What needs to be done
Copy out all lines carrying the word "Пилата".

(A run of records)
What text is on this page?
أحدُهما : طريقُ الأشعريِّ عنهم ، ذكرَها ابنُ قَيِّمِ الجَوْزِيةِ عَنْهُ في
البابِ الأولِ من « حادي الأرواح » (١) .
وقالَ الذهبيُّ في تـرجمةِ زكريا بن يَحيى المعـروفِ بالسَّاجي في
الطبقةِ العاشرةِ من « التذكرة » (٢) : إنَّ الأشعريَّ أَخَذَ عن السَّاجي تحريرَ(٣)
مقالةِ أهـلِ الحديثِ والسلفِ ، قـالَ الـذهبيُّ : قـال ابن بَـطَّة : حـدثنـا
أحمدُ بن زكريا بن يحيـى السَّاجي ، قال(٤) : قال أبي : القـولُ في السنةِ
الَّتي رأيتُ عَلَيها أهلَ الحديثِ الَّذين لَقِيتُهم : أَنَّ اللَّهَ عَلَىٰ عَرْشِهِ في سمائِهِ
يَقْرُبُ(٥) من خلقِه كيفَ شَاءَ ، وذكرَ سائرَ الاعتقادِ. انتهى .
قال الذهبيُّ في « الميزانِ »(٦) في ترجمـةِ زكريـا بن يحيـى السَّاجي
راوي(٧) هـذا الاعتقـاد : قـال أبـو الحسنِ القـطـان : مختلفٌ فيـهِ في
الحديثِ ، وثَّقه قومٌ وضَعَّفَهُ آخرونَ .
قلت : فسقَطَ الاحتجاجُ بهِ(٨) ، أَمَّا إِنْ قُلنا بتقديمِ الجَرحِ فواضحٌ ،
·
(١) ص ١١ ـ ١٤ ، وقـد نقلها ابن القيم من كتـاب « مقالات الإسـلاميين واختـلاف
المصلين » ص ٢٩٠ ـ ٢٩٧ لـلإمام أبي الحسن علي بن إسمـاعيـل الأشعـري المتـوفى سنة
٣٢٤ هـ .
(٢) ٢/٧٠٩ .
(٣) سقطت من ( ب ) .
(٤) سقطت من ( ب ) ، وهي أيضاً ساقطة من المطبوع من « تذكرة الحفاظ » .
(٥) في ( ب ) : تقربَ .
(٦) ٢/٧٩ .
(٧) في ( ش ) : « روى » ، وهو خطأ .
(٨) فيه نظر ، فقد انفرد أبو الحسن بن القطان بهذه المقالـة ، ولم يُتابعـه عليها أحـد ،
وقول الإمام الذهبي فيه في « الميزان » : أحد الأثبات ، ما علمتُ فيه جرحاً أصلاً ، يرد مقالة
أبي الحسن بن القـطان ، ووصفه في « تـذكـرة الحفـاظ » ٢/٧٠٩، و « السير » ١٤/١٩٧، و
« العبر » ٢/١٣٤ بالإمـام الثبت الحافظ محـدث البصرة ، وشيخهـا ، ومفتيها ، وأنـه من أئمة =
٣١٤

---

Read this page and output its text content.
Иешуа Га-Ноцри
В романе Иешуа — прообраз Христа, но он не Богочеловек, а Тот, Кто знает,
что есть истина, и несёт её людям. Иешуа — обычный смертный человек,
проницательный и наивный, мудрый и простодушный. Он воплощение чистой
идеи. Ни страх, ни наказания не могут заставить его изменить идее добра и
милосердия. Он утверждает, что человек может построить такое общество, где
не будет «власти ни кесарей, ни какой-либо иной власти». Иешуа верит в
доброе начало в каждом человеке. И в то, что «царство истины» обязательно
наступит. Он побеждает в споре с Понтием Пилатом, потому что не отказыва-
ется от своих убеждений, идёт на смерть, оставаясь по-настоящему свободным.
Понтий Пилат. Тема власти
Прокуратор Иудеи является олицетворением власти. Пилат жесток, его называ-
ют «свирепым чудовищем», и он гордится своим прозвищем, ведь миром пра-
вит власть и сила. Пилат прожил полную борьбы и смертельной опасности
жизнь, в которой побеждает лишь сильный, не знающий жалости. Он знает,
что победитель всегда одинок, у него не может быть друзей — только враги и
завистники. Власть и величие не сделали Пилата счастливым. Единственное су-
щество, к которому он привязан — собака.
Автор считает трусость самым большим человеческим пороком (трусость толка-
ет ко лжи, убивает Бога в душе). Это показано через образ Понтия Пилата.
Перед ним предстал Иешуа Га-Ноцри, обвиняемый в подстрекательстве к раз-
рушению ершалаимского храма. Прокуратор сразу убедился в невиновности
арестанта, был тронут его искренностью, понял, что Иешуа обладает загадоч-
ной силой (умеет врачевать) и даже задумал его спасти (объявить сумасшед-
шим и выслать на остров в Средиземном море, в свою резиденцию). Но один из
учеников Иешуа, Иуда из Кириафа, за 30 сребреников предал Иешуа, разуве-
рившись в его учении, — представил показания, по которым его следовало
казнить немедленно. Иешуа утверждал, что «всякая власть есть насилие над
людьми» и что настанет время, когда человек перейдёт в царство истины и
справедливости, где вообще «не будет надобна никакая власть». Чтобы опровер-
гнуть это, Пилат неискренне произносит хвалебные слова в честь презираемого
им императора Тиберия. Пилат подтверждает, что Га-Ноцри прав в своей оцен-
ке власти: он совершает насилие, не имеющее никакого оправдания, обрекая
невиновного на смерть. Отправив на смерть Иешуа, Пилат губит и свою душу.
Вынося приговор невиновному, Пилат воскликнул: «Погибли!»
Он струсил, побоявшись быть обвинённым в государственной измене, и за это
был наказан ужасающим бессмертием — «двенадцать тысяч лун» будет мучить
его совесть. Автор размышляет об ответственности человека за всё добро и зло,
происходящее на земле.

Response
завистники. Власть и величие не сделали Пилата счастливым. Единственное су-
ет ко лжи, убивает Бога в душе). Это показано через образ Понтия Пилата.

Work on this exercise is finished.